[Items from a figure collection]
-------

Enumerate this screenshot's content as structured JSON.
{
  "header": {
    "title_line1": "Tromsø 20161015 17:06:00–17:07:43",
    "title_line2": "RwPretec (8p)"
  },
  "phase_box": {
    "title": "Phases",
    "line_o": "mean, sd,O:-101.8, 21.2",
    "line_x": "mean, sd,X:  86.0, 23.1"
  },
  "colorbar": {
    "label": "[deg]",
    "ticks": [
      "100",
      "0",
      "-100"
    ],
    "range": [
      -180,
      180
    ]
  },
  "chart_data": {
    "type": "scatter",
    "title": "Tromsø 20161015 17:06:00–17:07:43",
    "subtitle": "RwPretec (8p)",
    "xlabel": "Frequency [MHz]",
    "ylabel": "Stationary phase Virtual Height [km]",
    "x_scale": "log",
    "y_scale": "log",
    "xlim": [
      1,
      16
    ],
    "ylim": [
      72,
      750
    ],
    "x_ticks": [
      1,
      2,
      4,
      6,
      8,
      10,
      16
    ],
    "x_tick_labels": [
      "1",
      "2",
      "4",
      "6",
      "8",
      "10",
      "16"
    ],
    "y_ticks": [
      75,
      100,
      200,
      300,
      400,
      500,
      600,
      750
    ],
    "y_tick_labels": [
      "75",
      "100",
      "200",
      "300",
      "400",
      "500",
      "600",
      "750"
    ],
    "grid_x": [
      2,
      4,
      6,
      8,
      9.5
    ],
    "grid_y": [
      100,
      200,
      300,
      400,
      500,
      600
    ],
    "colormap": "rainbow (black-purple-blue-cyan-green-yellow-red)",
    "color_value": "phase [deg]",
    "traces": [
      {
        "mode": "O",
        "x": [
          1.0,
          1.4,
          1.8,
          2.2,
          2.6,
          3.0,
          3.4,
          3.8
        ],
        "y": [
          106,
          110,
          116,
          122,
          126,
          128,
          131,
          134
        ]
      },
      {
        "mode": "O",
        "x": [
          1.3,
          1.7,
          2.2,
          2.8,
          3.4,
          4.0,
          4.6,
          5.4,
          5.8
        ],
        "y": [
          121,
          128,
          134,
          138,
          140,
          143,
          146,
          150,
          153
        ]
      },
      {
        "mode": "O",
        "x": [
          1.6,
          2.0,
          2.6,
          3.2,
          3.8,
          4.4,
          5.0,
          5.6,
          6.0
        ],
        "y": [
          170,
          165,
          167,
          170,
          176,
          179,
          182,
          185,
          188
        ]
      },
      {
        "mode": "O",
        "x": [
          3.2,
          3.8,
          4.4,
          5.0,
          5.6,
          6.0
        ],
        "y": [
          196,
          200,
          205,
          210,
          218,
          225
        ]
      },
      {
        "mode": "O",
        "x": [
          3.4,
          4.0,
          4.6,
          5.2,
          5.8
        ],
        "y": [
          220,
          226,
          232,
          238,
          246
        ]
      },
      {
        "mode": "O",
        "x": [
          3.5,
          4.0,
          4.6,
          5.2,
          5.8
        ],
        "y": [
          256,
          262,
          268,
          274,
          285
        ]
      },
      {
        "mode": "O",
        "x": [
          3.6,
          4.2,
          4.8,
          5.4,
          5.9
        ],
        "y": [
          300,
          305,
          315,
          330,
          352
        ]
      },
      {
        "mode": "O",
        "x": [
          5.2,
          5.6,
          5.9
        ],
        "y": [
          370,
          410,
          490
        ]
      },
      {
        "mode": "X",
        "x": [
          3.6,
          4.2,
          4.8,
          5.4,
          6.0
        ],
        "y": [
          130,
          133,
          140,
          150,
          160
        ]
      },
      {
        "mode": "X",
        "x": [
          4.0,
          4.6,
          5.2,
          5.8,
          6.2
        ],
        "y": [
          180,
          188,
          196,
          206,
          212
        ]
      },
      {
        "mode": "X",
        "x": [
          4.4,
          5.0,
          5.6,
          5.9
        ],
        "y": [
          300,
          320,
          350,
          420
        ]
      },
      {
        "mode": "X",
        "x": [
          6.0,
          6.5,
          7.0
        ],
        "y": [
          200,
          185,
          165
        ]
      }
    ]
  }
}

-------

Your goal:
Reproduce the material precisely, including every line.

Written solution:
Enumerate this screenshot's content as structured JSON.
{
  "header": {
    "title_line1": "Tromsø 20161015 17:06:00–17:07:43",
    "title_line2": "RwPretec (8p)"
  },
  "phase_box": {
    "title": "Phases",
    "line_o": "mean, sd,O:-101.8, 21.2",
    "line_x": "mean, sd,X:  86.0, 23.1"
  },
  "colorbar": {
    "label": "[deg]",
    "ticks": [
      "100",
      "0",
      "-100"
    ],
    "range": [
      -180,
      180
    ]
  },
  "chart_data": {
    "type": "scatter",
    "title": "Tromsø 20161015 17:06:00–17:07:43",
    "subtitle": "RwPretec (8p)",
    "xlabel": "Frequency [MHz]",
    "ylabel": "Stationary phase Virtual Height [km]",
    "x_scale": "log",
    "y_scale": "log",
    "xlim": [
      1,
      16
    ],
    "ylim": [
      72,
      750
    ],
    "x_ticks": [
      1,
      2,
      4,
      6,
      8,
      10,
      16
    ],
    "x_tick_labels": [
      "1",
      "2",
      "4",
      "6",
      "8",
      "10",
      "16"
    ],
    "y_ticks": [
      75,
      100,
      200,
      300,
      400,
      500,
      600,
      750
    ],
    "y_tick_labels": [
      "75",
      "100",
      "200",
      "300",
      "400",
      "500",
      "600",
      "750"
    ],
    "grid_x": [
      2,
      4,
      6,
      8,
      9.5
    ],
    "grid_y": [
      100,
      200,
      300,
      400,
      500,
      600
    ],
    "colormap": "rainbow (black-purple-blue-cyan-green-yellow-red)",
    "color_value": "phase [deg]",
    "traces": [
      {
        "mode": "O",
        "x": [
          1.0,
          1.4,
          1.8,
          2.2,
          2.6,
          3.0,
          3.4,
          3.8
        ],
        "y": [
          106,
          110,
          116,
          122,
          126,
          128,
          131,
          134
        ]
      },
      {
        "mode": "O",
        "x": [
          1.3,
          1.7,
          2.2,
          2.8,
          3.4,
          4.0,
          4.6,
          5.4,
          5.8
        ],
        "y": [
          121,
          128,
          134,
          138,
          140,
          143,
          146,
          150,
          153
        ]
      },
      {
        "mode": "O",
        "x": [
          1.6,
          2.0,
          2.6,
          3.2,
          3.8,
          4.4,
          5.0,
          5.6,
          6.0
        ],
        "y": [
          170,
          165,
          167,
          170,
          176,
          179,
          182,
          185,
          188
        ]
      },
      {
        "mode": "O",
        "x": [
          3.2,
          3.8,
          4.4,
          5.0,
          5.6,
          6.0
        ],
        "y": [
          196,
          200,
          205,
          210,
          218,
          225
        ]
      },
      {
        "mode": "O",
        "x": [
          3.4,
          4.0,
          4.6,
          5.2,
          5.8
        ],
        "y": [
          220,
          226,
          232,
          238,
          246
        ]
      },
      {
        "mode": "O",
        "x": [
          3.5,
          4.0,
          4.6,
          5.2,
          5.8
        ],
        "y": [
          256,
          262,
          268,
          274,
          285
        ]
      },
      {
        "mode": "O",
        "x": [
          3.6,
          4.2,
          4.8,
          5.4,
          5.9
        ],
        "y": [
          300,
          305,
          315,
          330,
          352
        ]
      },
      {
        "mode": "O",
        "x": [
          5.2,
          5.6,
          5.9
        ],
        "y": [
          370,
          410,
          490
        ]
      },
      {
        "mode": "X",
        "x": [
          3.6,
          4.2,
          4.8,
          5.4,
          6.0
        ],
        "y": [
          130,
          133,
          140,
          150,
          160
        ]
      },
      {
        "mode": "X",
        "x": [
          4.0,
          4.6,
          5.2,
          5.8,
          6.2
        ],
        "y": [
          180,
          188,
          196,
          206,
          212
        ]
      },
      {
        "mode": "X",
        "x": [
          4.4,
          5.0,
          5.6,
          5.9
        ],
        "y": [
          300,
          320,
          350,
          420
        ]
      },
      {
        "mode": "X",
        "x": [
          6.0,
          6.5,
          7.0
        ],
        "y": [
          200,
          185,
          165
        ]
      }
    ]
  }
}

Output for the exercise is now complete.